- **PROMPT**: Count lines, not occurrences: give the number of lines holding the word "gare", and nothing besides.
○ ○ ○ ○
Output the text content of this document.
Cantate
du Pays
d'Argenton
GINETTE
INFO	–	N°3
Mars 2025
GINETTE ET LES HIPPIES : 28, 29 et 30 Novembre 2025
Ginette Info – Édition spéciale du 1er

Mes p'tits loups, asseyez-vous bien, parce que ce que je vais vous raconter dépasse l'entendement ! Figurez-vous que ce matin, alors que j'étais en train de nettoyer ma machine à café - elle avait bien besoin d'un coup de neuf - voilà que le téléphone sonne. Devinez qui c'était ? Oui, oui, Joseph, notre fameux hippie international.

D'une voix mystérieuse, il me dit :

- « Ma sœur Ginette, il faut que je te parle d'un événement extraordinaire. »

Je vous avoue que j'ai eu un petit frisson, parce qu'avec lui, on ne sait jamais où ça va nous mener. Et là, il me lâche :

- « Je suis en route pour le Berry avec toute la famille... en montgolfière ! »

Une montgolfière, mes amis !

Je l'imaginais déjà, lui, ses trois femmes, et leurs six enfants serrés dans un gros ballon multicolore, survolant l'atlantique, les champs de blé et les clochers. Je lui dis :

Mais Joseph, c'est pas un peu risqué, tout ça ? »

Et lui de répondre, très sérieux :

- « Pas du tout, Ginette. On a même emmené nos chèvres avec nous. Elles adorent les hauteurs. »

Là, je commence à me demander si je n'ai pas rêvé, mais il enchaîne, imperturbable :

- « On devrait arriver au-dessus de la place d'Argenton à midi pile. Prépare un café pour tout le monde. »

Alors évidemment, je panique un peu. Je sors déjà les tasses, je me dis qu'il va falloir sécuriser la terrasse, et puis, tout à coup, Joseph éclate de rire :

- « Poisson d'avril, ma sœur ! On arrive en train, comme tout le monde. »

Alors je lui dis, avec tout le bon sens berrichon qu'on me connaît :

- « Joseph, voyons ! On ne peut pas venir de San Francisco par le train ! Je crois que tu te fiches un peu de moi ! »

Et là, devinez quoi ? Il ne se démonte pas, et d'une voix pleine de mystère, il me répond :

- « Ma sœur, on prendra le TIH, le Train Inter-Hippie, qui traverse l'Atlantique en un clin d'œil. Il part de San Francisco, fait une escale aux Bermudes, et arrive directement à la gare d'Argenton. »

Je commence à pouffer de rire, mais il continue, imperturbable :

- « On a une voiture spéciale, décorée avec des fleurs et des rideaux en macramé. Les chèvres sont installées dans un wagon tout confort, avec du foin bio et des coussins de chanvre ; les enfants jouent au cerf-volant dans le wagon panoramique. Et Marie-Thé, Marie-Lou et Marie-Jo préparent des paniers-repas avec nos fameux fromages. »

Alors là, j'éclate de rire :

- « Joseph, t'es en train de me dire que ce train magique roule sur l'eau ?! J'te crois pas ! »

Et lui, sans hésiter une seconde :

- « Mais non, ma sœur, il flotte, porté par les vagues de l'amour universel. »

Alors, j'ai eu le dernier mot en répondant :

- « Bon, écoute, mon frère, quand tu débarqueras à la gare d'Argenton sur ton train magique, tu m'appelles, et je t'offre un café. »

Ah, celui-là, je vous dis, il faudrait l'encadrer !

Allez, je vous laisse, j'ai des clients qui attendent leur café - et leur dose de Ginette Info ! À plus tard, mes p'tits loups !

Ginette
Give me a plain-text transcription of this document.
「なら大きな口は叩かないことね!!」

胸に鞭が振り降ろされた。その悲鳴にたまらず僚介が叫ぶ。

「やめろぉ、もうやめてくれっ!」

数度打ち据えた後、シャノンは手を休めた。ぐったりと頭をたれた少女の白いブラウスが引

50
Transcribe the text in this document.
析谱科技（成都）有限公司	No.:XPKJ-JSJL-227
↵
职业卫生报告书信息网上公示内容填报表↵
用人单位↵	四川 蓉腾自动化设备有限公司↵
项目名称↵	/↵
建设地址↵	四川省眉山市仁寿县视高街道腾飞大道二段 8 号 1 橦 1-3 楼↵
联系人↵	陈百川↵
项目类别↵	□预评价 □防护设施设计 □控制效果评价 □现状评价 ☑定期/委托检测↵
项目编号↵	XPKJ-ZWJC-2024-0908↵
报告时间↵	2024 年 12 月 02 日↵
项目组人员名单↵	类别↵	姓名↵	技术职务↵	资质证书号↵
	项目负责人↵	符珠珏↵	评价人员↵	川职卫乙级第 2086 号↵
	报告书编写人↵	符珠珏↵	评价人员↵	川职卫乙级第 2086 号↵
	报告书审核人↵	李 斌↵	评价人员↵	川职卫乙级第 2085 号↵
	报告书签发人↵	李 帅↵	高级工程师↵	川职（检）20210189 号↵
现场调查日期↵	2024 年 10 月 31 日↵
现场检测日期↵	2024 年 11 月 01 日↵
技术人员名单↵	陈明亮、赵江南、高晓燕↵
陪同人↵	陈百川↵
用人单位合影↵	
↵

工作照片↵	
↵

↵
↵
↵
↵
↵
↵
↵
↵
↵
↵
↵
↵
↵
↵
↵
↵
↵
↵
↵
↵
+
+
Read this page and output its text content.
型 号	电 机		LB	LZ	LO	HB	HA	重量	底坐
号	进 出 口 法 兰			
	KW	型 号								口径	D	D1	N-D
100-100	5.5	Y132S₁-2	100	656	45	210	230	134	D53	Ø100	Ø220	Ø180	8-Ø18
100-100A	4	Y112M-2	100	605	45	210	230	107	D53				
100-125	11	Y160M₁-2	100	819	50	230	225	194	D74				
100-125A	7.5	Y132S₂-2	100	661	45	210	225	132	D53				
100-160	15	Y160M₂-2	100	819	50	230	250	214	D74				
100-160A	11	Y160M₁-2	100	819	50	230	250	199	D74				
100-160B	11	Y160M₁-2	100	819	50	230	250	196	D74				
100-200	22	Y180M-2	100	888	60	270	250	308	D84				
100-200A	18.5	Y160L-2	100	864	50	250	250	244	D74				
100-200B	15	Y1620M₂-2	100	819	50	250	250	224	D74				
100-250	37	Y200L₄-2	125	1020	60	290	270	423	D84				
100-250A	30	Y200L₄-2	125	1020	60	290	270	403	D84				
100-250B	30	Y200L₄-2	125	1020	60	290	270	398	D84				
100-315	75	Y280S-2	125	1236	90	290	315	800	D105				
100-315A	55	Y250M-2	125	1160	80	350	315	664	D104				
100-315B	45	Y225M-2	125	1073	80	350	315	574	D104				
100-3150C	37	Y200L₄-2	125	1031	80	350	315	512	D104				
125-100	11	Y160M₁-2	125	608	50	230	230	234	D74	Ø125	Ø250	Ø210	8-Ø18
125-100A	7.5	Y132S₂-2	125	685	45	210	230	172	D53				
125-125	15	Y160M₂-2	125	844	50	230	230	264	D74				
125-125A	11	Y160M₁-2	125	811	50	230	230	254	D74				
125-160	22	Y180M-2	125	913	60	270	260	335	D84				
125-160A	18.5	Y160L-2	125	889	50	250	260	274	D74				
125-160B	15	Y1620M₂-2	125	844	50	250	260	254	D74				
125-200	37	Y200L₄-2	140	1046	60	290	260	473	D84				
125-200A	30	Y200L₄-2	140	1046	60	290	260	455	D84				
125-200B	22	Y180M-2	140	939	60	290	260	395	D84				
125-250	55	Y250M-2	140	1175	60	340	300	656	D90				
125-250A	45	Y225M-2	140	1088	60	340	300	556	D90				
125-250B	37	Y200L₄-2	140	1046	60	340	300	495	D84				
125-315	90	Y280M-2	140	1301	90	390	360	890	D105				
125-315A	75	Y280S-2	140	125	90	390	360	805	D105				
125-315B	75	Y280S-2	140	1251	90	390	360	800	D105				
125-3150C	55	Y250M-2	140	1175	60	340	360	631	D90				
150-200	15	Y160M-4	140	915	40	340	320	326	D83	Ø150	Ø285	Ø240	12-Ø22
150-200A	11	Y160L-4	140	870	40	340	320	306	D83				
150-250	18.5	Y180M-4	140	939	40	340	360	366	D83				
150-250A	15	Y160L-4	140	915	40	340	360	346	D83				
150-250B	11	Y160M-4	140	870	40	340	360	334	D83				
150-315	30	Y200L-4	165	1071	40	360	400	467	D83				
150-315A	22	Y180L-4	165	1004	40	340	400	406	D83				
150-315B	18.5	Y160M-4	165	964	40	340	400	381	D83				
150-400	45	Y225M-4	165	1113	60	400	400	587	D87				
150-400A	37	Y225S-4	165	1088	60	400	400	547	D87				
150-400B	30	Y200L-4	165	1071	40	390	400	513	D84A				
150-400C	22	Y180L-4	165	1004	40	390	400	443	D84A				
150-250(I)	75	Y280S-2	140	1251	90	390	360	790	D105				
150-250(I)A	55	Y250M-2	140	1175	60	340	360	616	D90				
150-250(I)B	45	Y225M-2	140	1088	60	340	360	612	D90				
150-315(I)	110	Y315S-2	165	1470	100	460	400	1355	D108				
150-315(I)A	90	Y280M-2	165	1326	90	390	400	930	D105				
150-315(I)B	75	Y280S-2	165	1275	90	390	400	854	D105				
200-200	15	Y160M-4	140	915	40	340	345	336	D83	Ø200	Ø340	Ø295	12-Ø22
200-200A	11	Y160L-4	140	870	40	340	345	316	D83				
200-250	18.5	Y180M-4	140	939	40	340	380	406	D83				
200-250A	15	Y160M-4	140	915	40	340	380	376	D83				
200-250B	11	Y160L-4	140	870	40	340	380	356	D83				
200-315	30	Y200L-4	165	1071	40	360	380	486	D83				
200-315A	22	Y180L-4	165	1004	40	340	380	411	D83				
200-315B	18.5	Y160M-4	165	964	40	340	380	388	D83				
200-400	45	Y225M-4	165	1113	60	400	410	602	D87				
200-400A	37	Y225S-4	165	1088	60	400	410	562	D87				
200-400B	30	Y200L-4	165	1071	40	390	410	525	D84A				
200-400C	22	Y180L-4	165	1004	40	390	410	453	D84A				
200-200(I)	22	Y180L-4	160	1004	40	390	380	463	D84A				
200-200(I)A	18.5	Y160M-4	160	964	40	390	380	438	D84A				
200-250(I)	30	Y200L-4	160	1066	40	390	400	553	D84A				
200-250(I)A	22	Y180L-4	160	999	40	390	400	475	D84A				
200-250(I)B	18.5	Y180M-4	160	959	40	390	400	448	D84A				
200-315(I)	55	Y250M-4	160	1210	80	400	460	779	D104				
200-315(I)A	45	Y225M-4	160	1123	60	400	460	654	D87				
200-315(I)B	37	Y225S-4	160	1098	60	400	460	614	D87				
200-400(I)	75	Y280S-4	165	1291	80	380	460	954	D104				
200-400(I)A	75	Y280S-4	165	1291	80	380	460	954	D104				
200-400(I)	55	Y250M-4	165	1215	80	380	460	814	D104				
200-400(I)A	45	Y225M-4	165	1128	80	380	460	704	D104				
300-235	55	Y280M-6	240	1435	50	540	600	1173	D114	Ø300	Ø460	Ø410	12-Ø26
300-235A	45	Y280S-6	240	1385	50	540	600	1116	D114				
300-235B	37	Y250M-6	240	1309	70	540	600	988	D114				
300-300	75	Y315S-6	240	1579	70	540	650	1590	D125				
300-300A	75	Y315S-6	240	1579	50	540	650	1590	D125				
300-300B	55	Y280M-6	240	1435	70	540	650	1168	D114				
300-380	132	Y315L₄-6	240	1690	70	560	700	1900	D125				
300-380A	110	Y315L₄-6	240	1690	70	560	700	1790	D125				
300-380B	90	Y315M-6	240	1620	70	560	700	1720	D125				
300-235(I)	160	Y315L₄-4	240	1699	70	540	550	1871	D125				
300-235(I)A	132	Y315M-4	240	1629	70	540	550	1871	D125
○ ○ ○ ○
- **ANSWER TO THE PROBLEM**: 2